*Ihre Anweisungen*. Tippen Sie alles vom Anfang der Daten bis einschließlich der Zeile mit „chevron-down-icon[interactable] [956, 539, 983, 579]“ unverändert ab.

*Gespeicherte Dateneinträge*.
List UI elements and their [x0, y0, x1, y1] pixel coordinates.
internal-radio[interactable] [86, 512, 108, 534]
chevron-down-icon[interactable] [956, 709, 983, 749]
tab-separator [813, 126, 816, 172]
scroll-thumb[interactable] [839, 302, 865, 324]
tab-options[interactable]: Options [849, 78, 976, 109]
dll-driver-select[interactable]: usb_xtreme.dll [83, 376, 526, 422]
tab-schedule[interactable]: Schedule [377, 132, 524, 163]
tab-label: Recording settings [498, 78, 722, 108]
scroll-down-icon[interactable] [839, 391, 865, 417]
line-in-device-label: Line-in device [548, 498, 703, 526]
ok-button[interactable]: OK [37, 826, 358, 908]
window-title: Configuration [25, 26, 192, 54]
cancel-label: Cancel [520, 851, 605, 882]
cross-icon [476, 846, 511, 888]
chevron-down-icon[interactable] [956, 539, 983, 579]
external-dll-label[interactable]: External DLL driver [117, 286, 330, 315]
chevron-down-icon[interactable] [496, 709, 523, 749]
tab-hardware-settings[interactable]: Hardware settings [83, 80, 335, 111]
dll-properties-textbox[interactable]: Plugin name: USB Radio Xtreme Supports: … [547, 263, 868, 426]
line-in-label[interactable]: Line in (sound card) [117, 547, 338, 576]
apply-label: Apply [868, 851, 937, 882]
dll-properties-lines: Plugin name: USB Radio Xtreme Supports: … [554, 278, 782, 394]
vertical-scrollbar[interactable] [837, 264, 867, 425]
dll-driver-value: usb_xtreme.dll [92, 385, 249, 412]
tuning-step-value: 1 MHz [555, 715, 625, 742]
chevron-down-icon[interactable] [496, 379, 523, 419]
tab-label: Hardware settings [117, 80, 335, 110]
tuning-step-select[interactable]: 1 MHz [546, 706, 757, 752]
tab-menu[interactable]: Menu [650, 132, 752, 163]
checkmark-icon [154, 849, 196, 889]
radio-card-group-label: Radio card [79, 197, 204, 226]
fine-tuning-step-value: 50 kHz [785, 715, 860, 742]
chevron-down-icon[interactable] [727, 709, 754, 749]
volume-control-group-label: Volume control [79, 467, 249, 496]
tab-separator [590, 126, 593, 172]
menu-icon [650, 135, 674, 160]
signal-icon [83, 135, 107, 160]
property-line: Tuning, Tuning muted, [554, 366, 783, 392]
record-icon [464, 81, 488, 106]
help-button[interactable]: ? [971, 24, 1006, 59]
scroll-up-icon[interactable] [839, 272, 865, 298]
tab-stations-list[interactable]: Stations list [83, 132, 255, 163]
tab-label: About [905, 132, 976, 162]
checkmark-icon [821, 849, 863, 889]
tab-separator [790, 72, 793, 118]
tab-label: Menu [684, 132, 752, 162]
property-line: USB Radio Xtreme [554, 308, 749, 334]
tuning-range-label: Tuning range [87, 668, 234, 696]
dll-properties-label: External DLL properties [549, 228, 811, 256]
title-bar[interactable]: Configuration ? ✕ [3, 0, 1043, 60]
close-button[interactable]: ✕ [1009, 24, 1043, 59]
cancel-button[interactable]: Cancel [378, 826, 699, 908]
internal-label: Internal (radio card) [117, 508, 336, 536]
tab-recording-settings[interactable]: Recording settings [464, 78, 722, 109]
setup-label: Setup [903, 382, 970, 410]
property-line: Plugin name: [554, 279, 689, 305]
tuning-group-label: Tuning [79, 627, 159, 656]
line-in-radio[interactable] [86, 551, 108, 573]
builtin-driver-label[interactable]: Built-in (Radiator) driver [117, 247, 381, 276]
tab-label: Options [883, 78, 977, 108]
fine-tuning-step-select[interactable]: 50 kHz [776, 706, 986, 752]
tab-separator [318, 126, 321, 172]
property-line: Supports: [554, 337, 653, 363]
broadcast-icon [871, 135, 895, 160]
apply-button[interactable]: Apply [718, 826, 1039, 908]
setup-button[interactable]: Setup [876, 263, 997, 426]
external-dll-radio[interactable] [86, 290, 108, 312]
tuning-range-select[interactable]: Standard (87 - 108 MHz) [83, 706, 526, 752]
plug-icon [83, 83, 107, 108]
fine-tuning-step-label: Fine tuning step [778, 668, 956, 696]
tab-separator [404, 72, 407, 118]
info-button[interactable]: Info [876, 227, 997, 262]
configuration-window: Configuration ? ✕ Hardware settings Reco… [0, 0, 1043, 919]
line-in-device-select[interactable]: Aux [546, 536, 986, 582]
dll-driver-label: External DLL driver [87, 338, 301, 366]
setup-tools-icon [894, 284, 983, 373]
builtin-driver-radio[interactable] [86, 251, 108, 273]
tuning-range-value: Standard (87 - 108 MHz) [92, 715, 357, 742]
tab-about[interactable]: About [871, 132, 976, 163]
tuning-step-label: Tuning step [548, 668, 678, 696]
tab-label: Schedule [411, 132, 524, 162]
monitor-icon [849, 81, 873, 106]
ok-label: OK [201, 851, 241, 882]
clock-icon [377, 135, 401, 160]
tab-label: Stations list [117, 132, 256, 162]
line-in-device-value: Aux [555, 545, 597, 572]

*Ergebnis der Übung*.
List UI elements and their [x0, y0, x1, y1] pixel coordinates.
internal-radio[interactable] [86, 512, 108, 534]
chevron-down-icon[interactable] [956, 709, 983, 749]
tab-separator [813, 126, 816, 172]
scroll-thumb[interactable] [839, 302, 865, 324]
tab-options[interactable]: Options [849, 78, 976, 109]
dll-driver-select[interactable]: usb_xtreme.dll [83, 376, 526, 422]
tab-schedule[interactable]: Schedule [377, 132, 524, 163]
tab-label: Recording settings [498, 78, 722, 108]
scroll-down-icon[interactable] [839, 391, 865, 417]
line-in-device-label: Line-in device [548, 498, 703, 526]
ok-button[interactable]: OK [37, 826, 358, 908]
window-title: Configuration [25, 26, 192, 54]
cancel-label: Cancel [520, 851, 605, 882]
cross-icon [476, 846, 511, 888]
chevron-down-icon[interactable] [956, 539, 983, 579]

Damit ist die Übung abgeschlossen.